Work to complete ::
Copy every entry word for word, but skip the pictures.

Working data ::
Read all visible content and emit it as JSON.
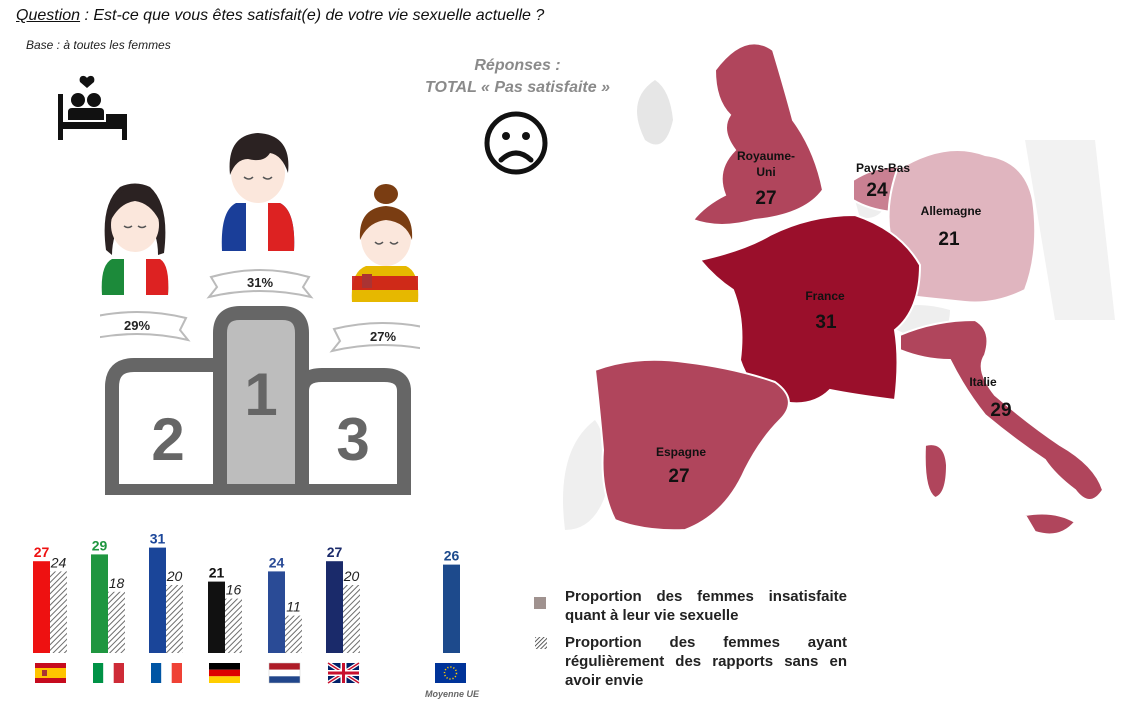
{
  "header": {
    "question_label": "Question",
    "question_text": " : Est-ce que vous êtes satisfait(e) de votre vie sexuelle actuelle ?",
    "base": "Base :  à toutes les femmes",
    "responses_line1": "Réponses :",
    "responses_line2": "TOTAL « Pas satisfaite »"
  },
  "icons": [
    "bed-couple-icon",
    "sad-face-icon"
  ],
  "podium": {
    "first": {
      "rank": "1",
      "label": "31%",
      "country": "France"
    },
    "second": {
      "rank": "2",
      "label": "29%",
      "country": "Italie"
    },
    "third": {
      "rank": "3",
      "label": "27%",
      "country": "Espagne"
    }
  },
  "map": {
    "countries": [
      {
        "name": "Royaume-Uni",
        "label_line1": "Royaume-",
        "label_line2": "Uni",
        "value": "27",
        "color": "#b0455c"
      },
      {
        "name": "Pays-Bas",
        "label_line1": "Pays-Bas",
        "value": "24",
        "color": "#c98092"
      },
      {
        "name": "Allemagne",
        "label_line1": "Allemagne",
        "value": "21",
        "color": "#e0b5bf"
      },
      {
        "name": "France",
        "label_line1": "France",
        "value": "31",
        "color": "#9a0f2b"
      },
      {
        "name": "Italie",
        "label_line1": "Italie",
        "value": "29",
        "color": "#b0455c"
      },
      {
        "name": "Espagne",
        "label_line1": "Espagne",
        "value": "27",
        "color": "#b0455c"
      }
    ]
  },
  "chart_data": {
    "type": "bar",
    "categories": [
      "Espagne",
      "Italie",
      "France",
      "Allemagne",
      "Pays-Bas",
      "Royaume-Uni",
      "Moyenne UE"
    ],
    "series": [
      {
        "name": "Proportion des femmes insatisfaite quant à leur vie sexuelle",
        "values": [
          27,
          29,
          31,
          21,
          24,
          27,
          26
        ]
      },
      {
        "name": "Proportion des femmes ayant régulièrement des rapports sans en avoir envie",
        "values": [
          24,
          18,
          20,
          16,
          11,
          20,
          null
        ]
      }
    ],
    "bar_colors": [
      "#ee1111",
      "#1f9640",
      "#1a4599",
      "#111111",
      "#2a4b96",
      "#1a2a6a",
      "#1d4a8c"
    ],
    "label_colors": [
      "#ee1111",
      "#1f9640",
      "#1a4599",
      "#111111",
      "#2a4b96",
      "#1a2a6a",
      "#1d4a8c"
    ],
    "average_label": "Moyenne UE",
    "ylim": [
      0,
      31
    ],
    "legend": {
      "item1": "Proportion des femmes insatisfaite quant à leur vie sexuelle",
      "item2": "Proportion des femmes ayant régulièrement des rapports sans en avoir envie"
    }
  }
}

Correct result ::
Read all visible content and emit it as JSON.
{
  "header": {
    "question_label": "Question",
    "question_text": " : Est-ce que vous êtes satisfait(e) de votre vie sexuelle actuelle ?",
    "base": "Base :  à toutes les femmes",
    "responses_line1": "Réponses :",
    "responses_line2": "TOTAL « Pas satisfaite »"
  },
  "icons": [
    "bed-couple-icon",
    "sad-face-icon"
  ],
  "podium": {
    "first": {
      "rank": "1",
      "label": "31%",
      "country": "France"
    },
    "second": {
      "rank": "2",
      "label": "29%",
      "country": "Italie"
    },
    "third": {
      "rank": "3",
      "label": "27%",
      "country": "Espagne"
    }
  },
  "map": {
    "countries": [
      {
        "name": "Royaume-Uni",
        "label_line1": "Royaume-",
        "label_line2": "Uni",
        "value": "27",
        "color": "#b0455c"
      },
      {
        "name": "Pays-Bas",
        "label_line1": "Pays-Bas",
        "value": "24",
        "color": "#c98092"
      },
      {
        "name": "Allemagne",
        "label_line1": "Allemagne",
        "value": "21",
        "color": "#e0b5bf"
      },
      {
        "name": "France",
        "label_line1": "France",
        "value": "31",
        "color": "#9a0f2b"
      },
      {
        "name": "Italie",
        "label_line1": "Italie",
        "value": "29",
        "color": "#b0455c"
      },
      {
        "name": "Espagne",
        "label_line1": "Espagne",
        "value": "27",
        "color": "#b0455c"
      }
    ]
  },
  "chart_data": {
    "type": "bar",
    "categories": [
      "Espagne",
      "Italie",
      "France",
      "Allemagne",
      "Pays-Bas",
      "Royaume-Uni",
      "Moyenne UE"
    ],
    "series": [
      {
        "name": "Proportion des femmes insatisfaite quant à leur vie sexuelle",
        "values": [
          27,
          29,
          31,
          21,
          24,
          27,
          26
        ]
      },
      {
        "name": "Proportion des femmes ayant régulièrement des rapports sans en avoir envie",
        "values": [
          24,
          18,
          20,
          16,
          11,
          20,
          null
        ]
      }
    ],
    "bar_colors": [
      "#ee1111",
      "#1f9640",
      "#1a4599",
      "#111111",
      "#2a4b96",
      "#1a2a6a",
      "#1d4a8c"
    ],
    "label_colors": [
      "#ee1111",
      "#1f9640",
      "#1a4599",
      "#111111",
      "#2a4b96",
      "#1a2a6a",
      "#1d4a8c"
    ],
    "average_label": "Moyenne UE",
    "ylim": [
      0,
      31
    ],
    "legend": {
      "item1": "Proportion des femmes insatisfaite quant à leur vie sexuelle",
      "item2": "Proportion des femmes ayant régulièrement des rapports sans en avoir envie"
    }
  }
}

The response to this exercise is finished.